Exercise description
Take from the listing each line that has the string "color".

Figure dataset records

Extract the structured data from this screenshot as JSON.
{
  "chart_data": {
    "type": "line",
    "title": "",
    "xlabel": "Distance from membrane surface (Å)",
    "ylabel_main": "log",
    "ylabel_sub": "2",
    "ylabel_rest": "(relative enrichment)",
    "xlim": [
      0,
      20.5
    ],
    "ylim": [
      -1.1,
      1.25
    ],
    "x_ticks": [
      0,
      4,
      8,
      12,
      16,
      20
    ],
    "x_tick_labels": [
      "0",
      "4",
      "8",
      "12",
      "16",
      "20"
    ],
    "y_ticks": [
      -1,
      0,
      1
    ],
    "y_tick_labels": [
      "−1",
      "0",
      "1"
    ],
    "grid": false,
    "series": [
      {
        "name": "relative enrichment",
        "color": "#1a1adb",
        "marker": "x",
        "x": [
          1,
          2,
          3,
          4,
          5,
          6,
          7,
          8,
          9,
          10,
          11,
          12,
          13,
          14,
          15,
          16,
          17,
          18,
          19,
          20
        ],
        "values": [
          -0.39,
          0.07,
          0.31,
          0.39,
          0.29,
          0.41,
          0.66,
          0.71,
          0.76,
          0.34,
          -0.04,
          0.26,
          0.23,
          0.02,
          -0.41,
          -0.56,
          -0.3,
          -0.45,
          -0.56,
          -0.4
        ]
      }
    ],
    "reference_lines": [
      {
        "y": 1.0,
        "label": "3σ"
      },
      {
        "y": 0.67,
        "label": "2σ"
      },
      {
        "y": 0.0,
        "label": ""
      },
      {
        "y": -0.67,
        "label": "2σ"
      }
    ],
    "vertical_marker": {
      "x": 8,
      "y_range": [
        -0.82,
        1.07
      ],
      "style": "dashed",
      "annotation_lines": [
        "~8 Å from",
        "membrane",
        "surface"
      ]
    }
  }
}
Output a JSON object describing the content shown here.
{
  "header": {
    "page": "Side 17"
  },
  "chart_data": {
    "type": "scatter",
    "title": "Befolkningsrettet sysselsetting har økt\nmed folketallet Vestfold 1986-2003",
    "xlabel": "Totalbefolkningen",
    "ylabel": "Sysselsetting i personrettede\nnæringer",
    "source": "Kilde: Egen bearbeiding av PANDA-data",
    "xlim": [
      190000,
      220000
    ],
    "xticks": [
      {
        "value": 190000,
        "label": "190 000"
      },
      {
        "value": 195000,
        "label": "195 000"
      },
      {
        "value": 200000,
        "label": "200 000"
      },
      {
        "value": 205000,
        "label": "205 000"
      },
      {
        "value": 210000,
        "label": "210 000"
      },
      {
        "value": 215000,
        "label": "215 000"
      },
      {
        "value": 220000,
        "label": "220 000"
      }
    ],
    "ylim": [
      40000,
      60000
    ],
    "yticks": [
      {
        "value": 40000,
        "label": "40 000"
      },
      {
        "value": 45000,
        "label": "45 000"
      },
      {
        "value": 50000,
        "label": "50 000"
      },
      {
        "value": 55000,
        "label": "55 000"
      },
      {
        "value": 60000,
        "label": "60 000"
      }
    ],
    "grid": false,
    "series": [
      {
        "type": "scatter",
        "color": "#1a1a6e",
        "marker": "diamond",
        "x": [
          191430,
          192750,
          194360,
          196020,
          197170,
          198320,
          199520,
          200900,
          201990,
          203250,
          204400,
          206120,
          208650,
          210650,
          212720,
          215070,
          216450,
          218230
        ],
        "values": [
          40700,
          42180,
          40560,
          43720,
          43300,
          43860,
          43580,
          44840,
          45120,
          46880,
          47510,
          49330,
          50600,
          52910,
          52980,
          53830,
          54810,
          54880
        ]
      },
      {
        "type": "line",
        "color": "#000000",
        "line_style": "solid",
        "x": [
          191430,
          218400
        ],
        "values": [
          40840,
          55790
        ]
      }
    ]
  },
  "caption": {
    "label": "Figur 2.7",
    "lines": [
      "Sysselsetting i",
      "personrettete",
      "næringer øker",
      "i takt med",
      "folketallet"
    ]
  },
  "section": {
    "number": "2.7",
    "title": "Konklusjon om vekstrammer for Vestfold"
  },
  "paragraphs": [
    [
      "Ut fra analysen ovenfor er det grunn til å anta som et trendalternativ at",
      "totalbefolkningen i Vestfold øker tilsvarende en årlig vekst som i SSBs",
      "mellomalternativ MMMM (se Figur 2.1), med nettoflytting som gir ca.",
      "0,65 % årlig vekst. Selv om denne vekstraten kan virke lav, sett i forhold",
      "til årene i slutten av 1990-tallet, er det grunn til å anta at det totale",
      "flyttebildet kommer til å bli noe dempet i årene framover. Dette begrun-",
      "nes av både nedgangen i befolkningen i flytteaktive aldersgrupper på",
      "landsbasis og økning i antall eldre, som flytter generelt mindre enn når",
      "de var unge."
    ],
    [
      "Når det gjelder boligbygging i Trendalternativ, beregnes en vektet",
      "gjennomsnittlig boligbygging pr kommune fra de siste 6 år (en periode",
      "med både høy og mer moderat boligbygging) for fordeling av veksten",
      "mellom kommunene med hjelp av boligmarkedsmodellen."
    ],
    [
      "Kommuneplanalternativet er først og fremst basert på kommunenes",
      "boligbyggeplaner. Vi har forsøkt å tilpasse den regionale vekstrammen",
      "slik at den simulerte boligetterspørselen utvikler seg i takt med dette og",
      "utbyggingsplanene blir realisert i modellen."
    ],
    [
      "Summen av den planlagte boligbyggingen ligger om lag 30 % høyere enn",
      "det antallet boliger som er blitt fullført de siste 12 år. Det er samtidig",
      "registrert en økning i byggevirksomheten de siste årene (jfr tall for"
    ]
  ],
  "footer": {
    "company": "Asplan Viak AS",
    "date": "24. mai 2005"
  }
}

Result of this exercise
        "color": "#1a1adb",
        "color": "#1a1a6e",
        "color": "#000000",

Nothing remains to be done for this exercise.